(TEXT SHOWN):

"""

See also https://bugs.php.net/bug.php?id=39598 in the PHP upstream.

Event Timeline

epriestley created this task.

Here's a script which can hit these behaviors without cloning 9000 working copies in a loop:

#!/usr/bin/env php
<?php

pcntl_async_signals(true);
error_reporting(E_ALL | E_STRICT);
set_error_handler('onerror');
pcntl_signal(SIGHUP, 'onsignal');

$stdout = fopen('php://stdout', 'w');
if (!$stdout) {
  throw new Exception(pht('Unable to open stdout.'));
}

stream_set_blocking($stdout, 0);
$one_megabyte = str_repeat('.', 1024 * 1024);

xlog('This PID', getmypid());

while (true) {
  xlog('Trying a write', '...');

  $result = fwrite($stdout, $one_megabyte);
  xlog('fwrite()', $result);

  $read = array();
  $write = array($stdout);
  $except = array();

  xlog('Starting a', 'stream_select()');
  $result = stream_select($read, $write, $except, 5);
  xlog('stream_select()', $result);
  xlog('error_get_last()', error_get_last());
  xlog('posix_get_last_error()', posix_get_last_error());

  sleep(1);
}


function xlog($label, $value) {
  error_log($label.': '.json_encode($value));
}

function onerror($errno, $errstr) {
  xlog($errno, $errstr);
}

function onsignal($signo) {
  xlog('Got signal', $signo);
}

The general idea here is that you run it like:

$ ./select_errors.php | sleep 15

...and then maybe send it some signals with:

$ kill -HUP <pid>

The general behavior here is:

  • The first fwrite() will write some bytes. These bytes will fill up the buffer on our stdout / sleep's stdin.

"""

(LIST OF TASKS):
(1) According to the PHP script discussion, what command line runs the script?
(2) Pick up the PHP script discussion after its final sentence and continue it.
None of the lines that follow are needed.

(Lines contained in a dataset)
"""

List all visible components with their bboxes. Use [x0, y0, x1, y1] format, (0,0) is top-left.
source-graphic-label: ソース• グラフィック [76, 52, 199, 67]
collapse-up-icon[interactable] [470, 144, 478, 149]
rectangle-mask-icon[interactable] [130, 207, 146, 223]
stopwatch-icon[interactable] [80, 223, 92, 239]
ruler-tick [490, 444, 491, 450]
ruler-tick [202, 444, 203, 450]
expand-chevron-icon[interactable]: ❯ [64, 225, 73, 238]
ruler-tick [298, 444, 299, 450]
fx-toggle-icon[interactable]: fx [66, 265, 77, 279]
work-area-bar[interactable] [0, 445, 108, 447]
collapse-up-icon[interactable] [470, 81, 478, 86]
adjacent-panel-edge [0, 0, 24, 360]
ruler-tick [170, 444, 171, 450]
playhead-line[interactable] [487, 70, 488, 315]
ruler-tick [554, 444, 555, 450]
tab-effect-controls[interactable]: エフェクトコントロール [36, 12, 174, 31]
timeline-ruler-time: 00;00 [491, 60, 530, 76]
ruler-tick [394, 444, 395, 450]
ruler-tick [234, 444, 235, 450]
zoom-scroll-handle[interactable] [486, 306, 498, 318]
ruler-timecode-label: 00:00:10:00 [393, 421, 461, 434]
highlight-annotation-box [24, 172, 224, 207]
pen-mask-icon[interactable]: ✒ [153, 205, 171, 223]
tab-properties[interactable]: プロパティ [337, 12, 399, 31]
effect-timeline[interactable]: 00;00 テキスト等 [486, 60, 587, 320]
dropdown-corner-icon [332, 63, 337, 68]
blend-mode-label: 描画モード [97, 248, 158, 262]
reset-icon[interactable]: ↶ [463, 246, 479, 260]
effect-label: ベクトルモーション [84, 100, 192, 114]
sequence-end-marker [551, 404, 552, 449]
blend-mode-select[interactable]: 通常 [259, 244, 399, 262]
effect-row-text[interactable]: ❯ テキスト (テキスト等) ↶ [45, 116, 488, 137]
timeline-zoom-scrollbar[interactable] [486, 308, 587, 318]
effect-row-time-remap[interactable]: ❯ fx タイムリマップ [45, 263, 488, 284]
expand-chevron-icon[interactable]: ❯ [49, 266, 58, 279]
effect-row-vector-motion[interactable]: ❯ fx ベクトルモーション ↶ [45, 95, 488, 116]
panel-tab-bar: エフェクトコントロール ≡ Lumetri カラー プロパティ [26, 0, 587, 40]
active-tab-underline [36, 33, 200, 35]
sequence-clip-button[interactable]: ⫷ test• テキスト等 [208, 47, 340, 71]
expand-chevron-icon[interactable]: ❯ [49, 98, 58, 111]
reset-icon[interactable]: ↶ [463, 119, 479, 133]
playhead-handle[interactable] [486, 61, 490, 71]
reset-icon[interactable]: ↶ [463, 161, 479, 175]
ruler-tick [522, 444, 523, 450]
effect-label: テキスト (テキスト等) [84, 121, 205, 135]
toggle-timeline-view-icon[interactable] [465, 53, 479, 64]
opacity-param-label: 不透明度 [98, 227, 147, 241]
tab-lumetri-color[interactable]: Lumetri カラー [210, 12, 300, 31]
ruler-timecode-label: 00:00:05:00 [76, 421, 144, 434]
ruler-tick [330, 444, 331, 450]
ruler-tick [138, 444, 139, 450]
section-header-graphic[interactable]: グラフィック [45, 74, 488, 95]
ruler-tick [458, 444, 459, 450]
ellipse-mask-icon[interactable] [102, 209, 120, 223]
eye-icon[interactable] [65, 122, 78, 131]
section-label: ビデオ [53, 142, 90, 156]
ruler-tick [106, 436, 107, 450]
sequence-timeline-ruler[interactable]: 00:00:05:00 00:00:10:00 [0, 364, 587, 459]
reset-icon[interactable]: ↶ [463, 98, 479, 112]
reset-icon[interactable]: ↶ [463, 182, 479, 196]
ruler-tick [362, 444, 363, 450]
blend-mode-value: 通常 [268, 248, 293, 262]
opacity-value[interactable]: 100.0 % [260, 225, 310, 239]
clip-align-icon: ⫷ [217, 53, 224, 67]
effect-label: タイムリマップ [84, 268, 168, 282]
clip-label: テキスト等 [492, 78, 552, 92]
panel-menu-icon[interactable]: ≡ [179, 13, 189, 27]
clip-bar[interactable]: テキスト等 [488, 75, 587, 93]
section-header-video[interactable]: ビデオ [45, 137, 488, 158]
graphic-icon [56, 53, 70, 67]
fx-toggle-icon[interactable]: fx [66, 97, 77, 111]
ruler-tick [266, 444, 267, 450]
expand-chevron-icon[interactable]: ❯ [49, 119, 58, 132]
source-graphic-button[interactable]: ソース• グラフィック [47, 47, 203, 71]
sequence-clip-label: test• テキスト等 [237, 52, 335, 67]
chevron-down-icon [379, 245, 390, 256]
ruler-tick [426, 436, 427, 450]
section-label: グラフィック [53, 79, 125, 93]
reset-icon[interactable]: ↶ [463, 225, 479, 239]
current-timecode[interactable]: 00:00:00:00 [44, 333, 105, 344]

"""

(ANSWERS TO EACH TASK):
(1) $ ./select_errors.php | sleep 15

(2)
  • Since sleep does not read stdin, the buffer will remain full. Subsequent fwrite() calls will write 0 bytes. This corresponds to EAGAIN.
  • After 5 seconds (whatever you pass to sleep X), the sleep process will exit. This will break the pipe, and put us in an EPIPE condition.
  • If you HUP the process in another terminal at the right time, you can interrupt the stream_select() call. This is EINTR.

My observations are:

  • In EAGAIN, the write writes 0 bytes and the stream_select() says we're not writable. This is reasonable.
  • In EPIPE, the write writes 0 bytes but the stream_select() says we're writable. This is super not great and the original problem we're working around.
  • In EINTR, the write writes 0 bytes and the stream_select() returns an error. This is the new condition we aren't handling properly.

That is:

fwrite(): errorfwrite(): 0fwrite(): 1+
stream_select(): errorTrust fwrite() error.NEW! Assume EINTR.Trust fwrite() success.
stream_select(): 0Trust fwrite() error.Legitimate EAGAIN.Trust fwrite() success.
stream_select(): 1Trust fwrite() error.Old. Heuristically guess whether this is a real EAGAIN that we raced against or an EPIPE.Trust fwrite() success.

That table isn't very helpful, I guess.

The patch is straightforward, at least, although we have to assume that the only condition which causes fwrite() to return 0 and then stream_select() to return an error is EINTR. That seems reasonable, but this is a huge mess so who knows.

None of error_get_last() or posix_get_last_error() do anything. I don't have socket_last_error() and we don't depend on socket support, and the Discourse thread suggests this doesn't matter anyway.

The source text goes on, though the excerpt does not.